- **Brief**: Please decide whether each statement agrees with the film review: (a) The Soviets began their project in response to accurate reports of an American one. (b) Larry Hooper was formerly a sci-fi writer. (c) McGregor plays a reporter for a big-city paper. Answer yes or no for each, and quote the deciding words of the film review.

- **Text provided**:
The tales are told in flashback, as Cassady describes how a New Age guru, Bill Django (played by Jeff Bridges), a loving, peaceful kind of warrior, passing out daisies and smiling beatifically, becomes a force for good within our military, giving training exercises in dance and handing out psychedelic drugs to unleash the soldiers’ inner children. All of which is a response to spy reports that the Soviets are working on developing their own Jedi, which they started in response to false reports that we were working on it. Which explains why it all needs to be kept secret; can’t have the Soviets finding out that the project they falsely learned we were developing was in fact, not a secret.

The serpent in this new camo-colored Garden of Eden is Larry Hooper (Kevin Spacey, who makes a great Dark Sider), a former sci-fi writer who tries, but just can’t seem to get all this crazy empathy stuff, and who works to undermine the unit. It’s he who introduces Level 4 – which causes Cassady to balk.

Every time Clooney tries to explain psychic warfare to McGregor, he appears oblivious to the fact that he’s wrapping a bit of magic around a balls-out crazy physical attack; the way he talks about getting into an enemies’ mind to dissuade him from attacking, before giving the punch-line of stabbing the enemy in the neck with a pen to create a fountain of blood. Uh, wouldn’t the stabbing part be the effective part? Clooney tacks that on almost as an afterthought.

And McGregor, playing an emasculated and cuckolded reporter for a small-town paper, buys into it all. Eventually. He wants redemption for losing his wife to his boss. And given Clooney’s charm, I very much could see someone overlooking the crazy to see the message underneath.

But then, I’m one of those crazy dirty fucking hippies who hate war in the first place. Of course, I’d buy it all.

- **Supplied entries**:

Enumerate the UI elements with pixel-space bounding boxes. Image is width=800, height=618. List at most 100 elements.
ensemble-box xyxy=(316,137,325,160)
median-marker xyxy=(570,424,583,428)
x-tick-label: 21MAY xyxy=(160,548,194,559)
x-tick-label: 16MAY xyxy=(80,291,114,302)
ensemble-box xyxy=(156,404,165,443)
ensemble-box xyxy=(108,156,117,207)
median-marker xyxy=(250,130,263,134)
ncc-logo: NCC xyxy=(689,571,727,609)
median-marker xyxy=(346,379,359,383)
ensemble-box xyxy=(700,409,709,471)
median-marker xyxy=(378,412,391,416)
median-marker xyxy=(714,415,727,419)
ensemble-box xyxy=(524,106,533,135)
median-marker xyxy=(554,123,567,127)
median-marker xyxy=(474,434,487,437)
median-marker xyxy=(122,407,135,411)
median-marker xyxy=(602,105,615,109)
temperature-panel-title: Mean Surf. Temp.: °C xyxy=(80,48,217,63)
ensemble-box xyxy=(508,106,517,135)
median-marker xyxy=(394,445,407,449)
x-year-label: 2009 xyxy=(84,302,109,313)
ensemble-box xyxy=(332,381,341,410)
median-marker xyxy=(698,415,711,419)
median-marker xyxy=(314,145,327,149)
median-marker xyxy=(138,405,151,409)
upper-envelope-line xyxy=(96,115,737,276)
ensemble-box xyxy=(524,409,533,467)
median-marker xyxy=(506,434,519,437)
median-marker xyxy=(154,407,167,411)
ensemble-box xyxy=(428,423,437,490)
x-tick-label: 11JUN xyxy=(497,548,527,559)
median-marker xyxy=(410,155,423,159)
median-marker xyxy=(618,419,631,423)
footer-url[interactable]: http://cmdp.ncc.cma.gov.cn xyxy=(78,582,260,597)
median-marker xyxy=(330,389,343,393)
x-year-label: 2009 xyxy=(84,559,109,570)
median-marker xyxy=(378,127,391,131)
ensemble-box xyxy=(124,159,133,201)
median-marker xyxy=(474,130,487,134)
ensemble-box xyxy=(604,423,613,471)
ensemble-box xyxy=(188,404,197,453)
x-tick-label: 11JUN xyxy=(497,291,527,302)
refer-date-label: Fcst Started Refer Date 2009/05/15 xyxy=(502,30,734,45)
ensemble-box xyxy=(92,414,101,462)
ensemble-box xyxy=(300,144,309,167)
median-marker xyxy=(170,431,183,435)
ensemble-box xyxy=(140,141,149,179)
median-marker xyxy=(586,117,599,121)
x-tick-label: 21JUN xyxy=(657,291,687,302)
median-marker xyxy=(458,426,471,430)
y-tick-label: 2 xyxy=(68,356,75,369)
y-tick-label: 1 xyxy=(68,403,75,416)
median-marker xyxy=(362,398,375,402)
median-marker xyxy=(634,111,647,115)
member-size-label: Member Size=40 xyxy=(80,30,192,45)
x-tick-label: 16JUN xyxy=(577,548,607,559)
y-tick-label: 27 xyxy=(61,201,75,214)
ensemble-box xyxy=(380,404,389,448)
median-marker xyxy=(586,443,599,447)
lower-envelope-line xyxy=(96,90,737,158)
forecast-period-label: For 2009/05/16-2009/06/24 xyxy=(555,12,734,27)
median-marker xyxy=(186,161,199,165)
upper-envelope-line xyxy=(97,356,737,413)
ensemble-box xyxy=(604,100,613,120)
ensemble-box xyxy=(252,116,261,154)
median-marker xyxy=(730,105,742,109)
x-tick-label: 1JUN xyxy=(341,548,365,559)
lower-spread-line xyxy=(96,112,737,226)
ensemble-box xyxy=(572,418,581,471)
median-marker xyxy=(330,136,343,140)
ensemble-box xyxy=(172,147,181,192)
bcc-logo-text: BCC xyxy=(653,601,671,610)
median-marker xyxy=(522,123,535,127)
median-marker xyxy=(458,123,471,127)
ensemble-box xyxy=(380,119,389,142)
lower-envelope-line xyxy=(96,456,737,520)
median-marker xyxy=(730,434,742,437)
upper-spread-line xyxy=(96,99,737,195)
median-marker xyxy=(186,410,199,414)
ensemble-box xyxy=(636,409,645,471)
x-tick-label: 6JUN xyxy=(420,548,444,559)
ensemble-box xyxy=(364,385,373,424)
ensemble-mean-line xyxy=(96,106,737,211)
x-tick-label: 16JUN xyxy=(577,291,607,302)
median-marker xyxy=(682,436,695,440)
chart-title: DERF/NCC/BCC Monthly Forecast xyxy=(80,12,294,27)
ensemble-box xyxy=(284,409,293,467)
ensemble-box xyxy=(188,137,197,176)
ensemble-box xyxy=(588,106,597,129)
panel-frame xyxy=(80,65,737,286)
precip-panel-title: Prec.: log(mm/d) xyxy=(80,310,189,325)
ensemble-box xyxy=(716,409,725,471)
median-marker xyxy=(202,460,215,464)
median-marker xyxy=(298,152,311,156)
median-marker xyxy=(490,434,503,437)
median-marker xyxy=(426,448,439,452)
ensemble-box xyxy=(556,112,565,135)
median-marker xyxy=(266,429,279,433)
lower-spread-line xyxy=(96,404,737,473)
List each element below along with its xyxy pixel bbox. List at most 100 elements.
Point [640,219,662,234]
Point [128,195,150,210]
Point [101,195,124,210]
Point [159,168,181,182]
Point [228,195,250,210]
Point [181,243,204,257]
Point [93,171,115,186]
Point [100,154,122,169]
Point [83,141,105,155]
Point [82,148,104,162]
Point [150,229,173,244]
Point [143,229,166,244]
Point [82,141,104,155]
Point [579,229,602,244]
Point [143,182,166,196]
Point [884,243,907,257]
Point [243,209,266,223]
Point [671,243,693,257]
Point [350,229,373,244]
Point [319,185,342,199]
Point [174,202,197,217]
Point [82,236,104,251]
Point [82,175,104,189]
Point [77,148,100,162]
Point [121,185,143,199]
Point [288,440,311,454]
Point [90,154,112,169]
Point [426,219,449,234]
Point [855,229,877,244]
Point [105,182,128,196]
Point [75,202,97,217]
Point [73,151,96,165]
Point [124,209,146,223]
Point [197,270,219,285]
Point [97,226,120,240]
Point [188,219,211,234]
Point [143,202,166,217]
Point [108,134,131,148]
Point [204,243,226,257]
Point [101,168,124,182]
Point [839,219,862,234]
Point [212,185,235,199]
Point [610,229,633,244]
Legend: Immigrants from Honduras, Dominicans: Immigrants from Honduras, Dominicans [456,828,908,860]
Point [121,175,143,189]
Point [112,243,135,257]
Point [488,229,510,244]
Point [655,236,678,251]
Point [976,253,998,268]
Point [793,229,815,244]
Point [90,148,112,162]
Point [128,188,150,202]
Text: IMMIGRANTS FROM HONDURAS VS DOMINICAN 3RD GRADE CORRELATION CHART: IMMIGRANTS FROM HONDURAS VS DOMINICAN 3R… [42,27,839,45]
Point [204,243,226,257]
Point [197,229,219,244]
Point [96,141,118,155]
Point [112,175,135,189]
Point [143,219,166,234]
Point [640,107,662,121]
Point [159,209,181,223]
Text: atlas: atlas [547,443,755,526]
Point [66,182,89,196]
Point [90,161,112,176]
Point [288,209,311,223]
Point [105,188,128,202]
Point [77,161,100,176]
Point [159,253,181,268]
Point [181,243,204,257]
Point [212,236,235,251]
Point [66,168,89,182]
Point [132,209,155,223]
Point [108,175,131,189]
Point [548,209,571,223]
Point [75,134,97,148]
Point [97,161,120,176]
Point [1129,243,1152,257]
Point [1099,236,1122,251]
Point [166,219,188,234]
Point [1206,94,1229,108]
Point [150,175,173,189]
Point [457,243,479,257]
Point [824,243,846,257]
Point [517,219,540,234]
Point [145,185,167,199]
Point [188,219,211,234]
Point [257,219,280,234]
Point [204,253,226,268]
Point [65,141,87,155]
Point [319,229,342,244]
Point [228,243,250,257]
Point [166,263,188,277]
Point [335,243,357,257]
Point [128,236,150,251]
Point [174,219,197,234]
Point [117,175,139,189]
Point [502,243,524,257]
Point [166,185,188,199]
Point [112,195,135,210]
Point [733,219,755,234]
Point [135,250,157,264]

- **The response**:
(a) No: "which they started in response to false reports that we were working on it"
(b) Yes: "a former sci-fi writer"
(c) No: "playing an emasculated and cuckolded reporter for a small-town paper"